_Supplied data_:
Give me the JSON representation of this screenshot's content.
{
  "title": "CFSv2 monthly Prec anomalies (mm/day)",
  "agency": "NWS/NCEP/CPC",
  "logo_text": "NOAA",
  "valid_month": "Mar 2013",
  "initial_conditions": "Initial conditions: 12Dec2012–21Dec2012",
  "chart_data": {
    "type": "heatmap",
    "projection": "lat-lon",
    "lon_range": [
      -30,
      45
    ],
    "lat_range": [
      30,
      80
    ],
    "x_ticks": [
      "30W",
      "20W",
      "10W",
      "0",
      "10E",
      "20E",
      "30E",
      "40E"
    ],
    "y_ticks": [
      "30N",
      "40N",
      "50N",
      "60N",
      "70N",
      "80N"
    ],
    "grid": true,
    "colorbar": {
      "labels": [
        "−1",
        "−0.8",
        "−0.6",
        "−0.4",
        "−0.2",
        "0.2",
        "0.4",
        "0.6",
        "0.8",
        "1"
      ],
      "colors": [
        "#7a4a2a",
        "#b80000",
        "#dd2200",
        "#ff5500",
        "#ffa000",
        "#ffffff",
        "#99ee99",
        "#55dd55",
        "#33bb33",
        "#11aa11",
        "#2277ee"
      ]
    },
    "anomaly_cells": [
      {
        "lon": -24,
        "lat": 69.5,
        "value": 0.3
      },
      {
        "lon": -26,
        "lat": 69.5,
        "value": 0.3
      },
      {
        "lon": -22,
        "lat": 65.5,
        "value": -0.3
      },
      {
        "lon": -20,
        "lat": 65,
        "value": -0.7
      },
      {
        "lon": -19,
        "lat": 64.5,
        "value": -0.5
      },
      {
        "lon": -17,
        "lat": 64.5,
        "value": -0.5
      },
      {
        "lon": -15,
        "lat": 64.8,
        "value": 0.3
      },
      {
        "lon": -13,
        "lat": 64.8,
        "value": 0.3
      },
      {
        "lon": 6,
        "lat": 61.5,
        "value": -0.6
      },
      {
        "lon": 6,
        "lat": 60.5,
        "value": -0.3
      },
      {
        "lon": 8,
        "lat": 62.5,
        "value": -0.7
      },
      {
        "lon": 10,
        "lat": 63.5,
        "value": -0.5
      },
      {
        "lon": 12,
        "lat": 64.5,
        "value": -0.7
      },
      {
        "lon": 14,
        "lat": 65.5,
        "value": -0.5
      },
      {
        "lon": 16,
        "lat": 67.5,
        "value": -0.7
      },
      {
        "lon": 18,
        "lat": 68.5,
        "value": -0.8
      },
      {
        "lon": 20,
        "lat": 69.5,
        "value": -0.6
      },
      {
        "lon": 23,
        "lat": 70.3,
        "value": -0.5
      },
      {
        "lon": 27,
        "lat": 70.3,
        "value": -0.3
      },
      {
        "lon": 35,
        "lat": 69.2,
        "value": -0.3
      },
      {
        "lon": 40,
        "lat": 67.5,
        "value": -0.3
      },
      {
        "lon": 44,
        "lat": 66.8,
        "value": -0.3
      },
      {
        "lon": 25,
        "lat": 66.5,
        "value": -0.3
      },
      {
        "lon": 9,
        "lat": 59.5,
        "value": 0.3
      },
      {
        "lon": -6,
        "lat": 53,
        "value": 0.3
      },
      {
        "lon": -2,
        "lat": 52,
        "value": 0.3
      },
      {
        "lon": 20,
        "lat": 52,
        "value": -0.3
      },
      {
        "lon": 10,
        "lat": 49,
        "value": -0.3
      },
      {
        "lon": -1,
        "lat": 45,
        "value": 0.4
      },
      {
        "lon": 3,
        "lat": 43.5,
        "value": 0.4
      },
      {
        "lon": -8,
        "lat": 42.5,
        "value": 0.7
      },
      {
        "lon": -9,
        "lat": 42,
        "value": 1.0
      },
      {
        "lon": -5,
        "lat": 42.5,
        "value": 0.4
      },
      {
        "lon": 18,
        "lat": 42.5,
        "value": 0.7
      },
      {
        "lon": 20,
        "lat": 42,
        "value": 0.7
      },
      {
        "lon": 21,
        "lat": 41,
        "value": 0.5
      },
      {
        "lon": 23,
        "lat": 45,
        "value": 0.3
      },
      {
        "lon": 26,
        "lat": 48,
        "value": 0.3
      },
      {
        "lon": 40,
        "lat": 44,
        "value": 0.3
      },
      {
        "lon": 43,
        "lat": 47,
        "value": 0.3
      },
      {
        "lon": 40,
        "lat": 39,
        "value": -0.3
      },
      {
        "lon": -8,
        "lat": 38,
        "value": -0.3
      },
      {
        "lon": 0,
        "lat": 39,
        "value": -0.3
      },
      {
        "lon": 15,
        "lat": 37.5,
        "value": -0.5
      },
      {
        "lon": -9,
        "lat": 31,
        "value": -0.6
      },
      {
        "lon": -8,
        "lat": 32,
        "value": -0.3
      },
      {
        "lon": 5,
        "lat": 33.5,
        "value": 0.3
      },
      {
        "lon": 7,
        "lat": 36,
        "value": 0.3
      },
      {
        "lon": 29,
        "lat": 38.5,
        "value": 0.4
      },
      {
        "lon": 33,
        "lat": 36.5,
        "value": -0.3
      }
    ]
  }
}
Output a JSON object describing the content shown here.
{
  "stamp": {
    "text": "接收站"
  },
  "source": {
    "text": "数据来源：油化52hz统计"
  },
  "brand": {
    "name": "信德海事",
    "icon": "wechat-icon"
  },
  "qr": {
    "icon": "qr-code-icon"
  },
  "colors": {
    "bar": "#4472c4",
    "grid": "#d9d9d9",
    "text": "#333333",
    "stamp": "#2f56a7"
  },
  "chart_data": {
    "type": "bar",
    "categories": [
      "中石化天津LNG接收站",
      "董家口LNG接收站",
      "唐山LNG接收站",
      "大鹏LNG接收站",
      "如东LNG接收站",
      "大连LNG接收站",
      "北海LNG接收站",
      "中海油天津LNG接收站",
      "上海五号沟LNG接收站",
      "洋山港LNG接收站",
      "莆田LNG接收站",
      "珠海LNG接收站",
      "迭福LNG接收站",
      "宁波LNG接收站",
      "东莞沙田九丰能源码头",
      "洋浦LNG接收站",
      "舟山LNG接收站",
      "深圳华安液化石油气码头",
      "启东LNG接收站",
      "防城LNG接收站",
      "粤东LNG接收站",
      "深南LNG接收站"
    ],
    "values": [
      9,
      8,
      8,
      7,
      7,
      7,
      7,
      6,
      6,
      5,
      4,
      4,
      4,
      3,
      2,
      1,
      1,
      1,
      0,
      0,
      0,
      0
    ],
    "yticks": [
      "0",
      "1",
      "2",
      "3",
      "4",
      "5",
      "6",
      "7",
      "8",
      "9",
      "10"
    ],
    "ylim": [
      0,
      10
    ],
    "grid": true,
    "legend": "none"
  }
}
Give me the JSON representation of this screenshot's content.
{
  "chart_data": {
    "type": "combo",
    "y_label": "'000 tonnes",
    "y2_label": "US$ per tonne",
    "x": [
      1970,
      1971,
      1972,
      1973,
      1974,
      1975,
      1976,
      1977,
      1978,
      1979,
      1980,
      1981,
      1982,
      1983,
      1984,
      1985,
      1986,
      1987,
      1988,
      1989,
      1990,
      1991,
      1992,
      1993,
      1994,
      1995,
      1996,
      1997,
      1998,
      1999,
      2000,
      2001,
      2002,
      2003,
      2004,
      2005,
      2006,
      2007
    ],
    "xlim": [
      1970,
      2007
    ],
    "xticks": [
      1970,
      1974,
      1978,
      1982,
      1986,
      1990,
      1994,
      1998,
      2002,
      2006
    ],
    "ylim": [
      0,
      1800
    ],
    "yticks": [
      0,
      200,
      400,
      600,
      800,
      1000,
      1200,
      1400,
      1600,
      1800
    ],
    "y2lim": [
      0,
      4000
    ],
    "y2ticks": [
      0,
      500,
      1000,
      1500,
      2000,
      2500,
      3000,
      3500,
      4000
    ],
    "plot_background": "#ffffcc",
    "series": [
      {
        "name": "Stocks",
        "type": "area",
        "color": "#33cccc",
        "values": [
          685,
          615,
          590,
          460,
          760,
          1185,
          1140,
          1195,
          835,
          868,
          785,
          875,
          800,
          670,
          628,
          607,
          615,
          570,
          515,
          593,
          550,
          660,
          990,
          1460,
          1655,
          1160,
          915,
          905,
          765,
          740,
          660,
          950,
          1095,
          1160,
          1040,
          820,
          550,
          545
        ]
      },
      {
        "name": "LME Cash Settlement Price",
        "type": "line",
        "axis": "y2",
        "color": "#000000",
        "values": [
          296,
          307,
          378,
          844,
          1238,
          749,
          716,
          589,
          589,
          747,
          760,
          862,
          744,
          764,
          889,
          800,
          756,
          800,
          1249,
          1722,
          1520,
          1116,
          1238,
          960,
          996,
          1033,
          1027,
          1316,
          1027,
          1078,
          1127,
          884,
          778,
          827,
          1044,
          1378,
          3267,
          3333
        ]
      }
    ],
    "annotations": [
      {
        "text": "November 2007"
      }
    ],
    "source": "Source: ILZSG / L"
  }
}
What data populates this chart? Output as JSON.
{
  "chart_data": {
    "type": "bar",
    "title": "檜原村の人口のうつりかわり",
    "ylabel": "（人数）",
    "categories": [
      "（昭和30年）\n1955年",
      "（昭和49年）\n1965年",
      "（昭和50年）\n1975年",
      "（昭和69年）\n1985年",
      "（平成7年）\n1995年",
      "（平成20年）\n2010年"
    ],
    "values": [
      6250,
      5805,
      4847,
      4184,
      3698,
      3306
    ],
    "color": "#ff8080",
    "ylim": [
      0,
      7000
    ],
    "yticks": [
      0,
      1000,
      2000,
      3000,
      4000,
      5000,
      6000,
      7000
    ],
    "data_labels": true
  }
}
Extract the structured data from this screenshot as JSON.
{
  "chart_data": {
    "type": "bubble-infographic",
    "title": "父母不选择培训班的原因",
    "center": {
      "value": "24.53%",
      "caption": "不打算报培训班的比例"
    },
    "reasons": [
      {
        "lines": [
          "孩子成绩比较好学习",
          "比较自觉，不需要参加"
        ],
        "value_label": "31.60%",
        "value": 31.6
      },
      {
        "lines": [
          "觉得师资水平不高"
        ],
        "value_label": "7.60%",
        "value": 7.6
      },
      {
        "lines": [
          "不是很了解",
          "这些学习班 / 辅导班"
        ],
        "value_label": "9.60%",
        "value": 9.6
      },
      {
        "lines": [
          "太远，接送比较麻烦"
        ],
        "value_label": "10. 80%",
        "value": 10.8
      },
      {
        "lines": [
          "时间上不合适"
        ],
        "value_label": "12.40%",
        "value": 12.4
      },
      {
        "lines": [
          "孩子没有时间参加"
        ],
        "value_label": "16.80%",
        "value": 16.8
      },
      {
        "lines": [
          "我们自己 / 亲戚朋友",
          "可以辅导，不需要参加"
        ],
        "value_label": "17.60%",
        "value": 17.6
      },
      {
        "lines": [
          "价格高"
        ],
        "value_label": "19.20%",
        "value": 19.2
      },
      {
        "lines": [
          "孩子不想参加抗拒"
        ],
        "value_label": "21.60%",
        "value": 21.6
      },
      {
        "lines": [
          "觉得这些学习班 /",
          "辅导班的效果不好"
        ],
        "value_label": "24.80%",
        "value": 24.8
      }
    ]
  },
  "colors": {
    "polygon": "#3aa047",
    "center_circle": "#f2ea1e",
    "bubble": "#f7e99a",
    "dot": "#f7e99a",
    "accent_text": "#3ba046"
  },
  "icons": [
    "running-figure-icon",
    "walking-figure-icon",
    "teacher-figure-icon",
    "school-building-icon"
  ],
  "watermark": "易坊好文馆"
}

_Work to do_:
In the entries above, find each line with the string "JSON" and copy it.

_Written reply_:
Give me the JSON representation of this screenshot's content.
Output a JSON object describing the content shown here.
Give me the JSON representation of this screenshot's content.
What data populates this chart? Output as JSON.
Extract the structured data from this screenshot as JSON.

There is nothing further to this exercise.